**** ENTRIES PROVIDED
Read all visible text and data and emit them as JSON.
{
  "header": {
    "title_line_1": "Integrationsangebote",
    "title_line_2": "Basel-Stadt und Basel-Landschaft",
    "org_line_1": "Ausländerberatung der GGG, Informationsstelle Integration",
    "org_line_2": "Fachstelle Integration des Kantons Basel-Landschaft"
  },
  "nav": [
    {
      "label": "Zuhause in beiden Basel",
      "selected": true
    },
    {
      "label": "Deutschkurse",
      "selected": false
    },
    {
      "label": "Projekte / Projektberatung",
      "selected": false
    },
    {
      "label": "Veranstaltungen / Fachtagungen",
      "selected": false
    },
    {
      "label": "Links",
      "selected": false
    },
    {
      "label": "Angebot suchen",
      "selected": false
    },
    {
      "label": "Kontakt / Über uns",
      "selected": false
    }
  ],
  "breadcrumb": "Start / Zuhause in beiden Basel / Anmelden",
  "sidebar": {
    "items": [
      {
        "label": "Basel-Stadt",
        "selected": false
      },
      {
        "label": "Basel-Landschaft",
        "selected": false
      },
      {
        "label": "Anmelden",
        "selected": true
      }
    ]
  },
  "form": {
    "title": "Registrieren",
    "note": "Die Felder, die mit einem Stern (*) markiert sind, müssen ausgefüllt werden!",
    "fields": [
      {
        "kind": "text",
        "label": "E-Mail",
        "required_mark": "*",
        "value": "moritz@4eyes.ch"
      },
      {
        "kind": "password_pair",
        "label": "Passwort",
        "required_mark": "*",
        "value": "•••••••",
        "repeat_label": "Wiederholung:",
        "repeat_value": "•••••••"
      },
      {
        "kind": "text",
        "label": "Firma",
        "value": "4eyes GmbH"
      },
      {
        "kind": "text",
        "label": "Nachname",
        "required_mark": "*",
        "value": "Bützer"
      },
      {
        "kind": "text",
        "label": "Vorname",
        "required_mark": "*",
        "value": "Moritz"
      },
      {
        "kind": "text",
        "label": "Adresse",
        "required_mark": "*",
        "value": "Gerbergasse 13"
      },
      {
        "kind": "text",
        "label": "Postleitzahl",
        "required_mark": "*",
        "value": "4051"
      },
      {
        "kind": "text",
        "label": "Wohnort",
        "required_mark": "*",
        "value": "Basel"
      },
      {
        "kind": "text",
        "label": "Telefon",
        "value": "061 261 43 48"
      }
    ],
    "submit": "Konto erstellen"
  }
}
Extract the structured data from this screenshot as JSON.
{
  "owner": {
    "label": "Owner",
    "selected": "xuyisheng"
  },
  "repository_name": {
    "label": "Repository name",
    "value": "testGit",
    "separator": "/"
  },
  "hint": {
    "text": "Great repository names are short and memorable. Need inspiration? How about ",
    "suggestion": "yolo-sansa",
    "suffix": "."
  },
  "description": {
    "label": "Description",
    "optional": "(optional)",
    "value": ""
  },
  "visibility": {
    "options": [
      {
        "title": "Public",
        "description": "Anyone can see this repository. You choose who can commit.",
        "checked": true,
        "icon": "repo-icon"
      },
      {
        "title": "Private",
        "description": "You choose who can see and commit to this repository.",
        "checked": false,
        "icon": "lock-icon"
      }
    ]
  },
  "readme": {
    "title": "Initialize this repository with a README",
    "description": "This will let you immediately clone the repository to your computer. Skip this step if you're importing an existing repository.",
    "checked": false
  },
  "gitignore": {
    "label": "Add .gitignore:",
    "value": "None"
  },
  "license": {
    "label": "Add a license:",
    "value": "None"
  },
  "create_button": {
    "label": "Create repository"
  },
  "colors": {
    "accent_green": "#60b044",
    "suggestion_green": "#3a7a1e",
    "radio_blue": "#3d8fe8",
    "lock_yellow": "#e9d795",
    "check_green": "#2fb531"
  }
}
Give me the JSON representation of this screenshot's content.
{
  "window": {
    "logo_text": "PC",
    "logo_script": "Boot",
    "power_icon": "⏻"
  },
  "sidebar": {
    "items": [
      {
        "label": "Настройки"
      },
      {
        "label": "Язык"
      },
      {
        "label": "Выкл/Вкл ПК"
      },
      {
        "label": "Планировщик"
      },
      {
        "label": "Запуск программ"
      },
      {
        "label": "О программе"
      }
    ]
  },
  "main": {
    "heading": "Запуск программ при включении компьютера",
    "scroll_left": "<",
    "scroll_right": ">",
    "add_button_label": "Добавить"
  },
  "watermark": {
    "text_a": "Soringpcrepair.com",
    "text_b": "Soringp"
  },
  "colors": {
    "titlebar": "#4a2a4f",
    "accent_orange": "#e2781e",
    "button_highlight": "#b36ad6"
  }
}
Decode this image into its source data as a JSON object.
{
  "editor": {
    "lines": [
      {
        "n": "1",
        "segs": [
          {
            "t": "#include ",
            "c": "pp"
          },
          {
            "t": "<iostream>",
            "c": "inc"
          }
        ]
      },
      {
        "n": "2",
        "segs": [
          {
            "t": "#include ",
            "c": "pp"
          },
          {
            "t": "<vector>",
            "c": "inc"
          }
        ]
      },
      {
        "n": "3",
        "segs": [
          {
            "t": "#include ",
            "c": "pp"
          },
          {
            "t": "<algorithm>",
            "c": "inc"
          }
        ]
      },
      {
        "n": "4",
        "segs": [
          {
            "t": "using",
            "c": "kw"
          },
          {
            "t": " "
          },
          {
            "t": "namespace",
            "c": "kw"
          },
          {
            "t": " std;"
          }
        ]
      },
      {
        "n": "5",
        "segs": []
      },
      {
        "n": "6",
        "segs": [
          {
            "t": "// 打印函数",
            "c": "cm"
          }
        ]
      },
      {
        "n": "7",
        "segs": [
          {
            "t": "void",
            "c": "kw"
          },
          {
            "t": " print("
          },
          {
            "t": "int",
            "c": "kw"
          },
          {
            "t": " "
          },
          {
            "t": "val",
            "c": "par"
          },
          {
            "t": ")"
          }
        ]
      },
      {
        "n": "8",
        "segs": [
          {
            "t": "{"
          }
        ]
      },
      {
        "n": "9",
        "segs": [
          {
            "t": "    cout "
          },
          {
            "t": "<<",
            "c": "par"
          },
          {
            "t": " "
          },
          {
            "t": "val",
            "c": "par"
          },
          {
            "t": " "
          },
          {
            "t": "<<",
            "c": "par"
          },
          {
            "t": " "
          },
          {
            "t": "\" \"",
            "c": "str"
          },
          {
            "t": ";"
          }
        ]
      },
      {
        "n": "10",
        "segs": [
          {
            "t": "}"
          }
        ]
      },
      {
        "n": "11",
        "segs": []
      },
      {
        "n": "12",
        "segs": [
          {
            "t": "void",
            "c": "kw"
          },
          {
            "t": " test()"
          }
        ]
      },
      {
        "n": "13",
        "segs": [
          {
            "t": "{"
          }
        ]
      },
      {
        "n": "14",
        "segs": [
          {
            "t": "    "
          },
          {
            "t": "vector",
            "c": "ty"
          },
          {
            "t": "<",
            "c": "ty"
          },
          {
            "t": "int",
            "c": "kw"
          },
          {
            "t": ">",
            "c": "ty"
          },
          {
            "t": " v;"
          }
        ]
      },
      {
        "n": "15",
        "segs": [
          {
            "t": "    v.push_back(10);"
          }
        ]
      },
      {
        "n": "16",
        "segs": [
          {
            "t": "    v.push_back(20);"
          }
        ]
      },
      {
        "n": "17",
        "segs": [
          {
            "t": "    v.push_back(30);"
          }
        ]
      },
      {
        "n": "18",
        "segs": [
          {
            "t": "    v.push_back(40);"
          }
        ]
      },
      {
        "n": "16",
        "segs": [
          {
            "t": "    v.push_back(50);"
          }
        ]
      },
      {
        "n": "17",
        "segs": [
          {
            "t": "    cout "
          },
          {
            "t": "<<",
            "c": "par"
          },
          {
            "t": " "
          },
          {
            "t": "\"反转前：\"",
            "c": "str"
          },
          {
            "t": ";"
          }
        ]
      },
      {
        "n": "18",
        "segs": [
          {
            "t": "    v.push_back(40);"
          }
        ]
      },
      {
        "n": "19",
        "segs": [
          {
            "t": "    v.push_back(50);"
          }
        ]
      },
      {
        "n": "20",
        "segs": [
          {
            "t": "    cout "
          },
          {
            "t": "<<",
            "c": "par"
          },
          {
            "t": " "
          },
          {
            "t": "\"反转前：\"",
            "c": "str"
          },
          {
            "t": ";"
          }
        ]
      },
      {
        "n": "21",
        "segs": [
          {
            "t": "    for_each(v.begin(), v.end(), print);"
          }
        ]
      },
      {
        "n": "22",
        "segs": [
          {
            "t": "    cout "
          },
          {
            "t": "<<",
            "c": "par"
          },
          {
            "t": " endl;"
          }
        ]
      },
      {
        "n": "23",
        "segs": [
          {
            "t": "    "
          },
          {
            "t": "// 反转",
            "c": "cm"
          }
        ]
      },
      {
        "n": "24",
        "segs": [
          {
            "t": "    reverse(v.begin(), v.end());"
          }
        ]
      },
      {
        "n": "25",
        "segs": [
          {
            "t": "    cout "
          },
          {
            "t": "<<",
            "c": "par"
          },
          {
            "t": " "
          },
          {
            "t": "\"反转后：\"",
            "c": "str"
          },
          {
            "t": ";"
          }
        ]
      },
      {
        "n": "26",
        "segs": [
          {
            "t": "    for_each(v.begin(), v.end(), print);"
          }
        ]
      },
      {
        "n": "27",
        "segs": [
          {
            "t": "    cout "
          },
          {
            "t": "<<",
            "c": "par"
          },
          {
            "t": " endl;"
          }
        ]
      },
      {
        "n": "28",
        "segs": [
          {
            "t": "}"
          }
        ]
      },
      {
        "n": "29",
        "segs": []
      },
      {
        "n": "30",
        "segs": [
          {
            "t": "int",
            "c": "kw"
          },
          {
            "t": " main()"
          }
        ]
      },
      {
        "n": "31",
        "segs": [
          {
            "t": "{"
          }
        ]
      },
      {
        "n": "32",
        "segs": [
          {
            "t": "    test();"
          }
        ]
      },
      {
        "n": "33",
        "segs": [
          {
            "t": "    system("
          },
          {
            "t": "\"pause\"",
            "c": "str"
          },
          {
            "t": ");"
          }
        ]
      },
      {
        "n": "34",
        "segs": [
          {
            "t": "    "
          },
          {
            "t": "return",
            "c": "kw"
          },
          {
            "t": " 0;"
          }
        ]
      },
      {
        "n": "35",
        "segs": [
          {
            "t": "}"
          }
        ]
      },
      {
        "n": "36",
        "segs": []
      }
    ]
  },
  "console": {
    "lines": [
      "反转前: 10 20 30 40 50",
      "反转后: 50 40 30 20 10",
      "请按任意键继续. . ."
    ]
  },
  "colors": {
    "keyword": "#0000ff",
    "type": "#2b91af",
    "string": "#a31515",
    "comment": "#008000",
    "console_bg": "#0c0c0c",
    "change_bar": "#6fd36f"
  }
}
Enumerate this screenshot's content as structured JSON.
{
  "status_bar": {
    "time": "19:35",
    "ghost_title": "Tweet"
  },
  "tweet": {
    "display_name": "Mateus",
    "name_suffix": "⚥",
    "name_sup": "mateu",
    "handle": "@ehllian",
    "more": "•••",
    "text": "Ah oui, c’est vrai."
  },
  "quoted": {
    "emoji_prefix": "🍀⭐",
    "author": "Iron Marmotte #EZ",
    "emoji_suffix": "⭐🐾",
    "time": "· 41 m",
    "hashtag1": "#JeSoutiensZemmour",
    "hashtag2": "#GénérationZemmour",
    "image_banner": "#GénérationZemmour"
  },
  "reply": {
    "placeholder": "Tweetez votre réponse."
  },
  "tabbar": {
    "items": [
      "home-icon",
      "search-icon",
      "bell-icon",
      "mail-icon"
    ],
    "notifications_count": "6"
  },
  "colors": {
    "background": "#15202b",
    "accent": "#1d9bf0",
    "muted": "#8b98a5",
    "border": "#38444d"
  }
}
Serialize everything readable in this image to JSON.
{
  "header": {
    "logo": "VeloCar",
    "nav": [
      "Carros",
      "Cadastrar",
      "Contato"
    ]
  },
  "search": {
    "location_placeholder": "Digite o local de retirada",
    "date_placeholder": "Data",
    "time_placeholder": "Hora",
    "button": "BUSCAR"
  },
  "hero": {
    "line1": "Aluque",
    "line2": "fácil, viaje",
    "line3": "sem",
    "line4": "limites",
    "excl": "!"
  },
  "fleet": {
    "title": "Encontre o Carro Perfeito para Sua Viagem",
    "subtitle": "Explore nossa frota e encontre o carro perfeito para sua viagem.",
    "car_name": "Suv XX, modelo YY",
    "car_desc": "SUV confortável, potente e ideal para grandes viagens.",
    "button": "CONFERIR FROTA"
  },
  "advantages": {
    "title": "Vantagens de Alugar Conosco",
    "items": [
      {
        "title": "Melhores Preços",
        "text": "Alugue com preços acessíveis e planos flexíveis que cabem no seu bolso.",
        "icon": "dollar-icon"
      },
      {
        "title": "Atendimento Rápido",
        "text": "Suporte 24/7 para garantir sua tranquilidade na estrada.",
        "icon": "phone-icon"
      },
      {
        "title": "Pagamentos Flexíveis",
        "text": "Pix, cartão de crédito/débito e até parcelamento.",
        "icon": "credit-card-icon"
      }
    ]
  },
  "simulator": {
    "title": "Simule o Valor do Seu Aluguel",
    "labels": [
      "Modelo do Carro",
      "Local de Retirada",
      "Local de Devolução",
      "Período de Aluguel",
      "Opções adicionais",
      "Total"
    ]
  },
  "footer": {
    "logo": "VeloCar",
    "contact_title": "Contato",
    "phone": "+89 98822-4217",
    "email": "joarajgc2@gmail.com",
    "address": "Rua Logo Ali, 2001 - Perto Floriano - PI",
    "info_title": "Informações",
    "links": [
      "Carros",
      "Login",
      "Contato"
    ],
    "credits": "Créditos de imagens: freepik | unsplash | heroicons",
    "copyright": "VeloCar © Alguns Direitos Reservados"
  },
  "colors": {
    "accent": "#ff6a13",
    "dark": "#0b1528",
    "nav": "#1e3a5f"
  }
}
********
Identify the lines in the entries that hold "content" and return each one.

_OUTPUT OF THE TASK_.
Give me the JSON representation of this screenshot's content.
Enumerate this screenshot's content as structured JSON.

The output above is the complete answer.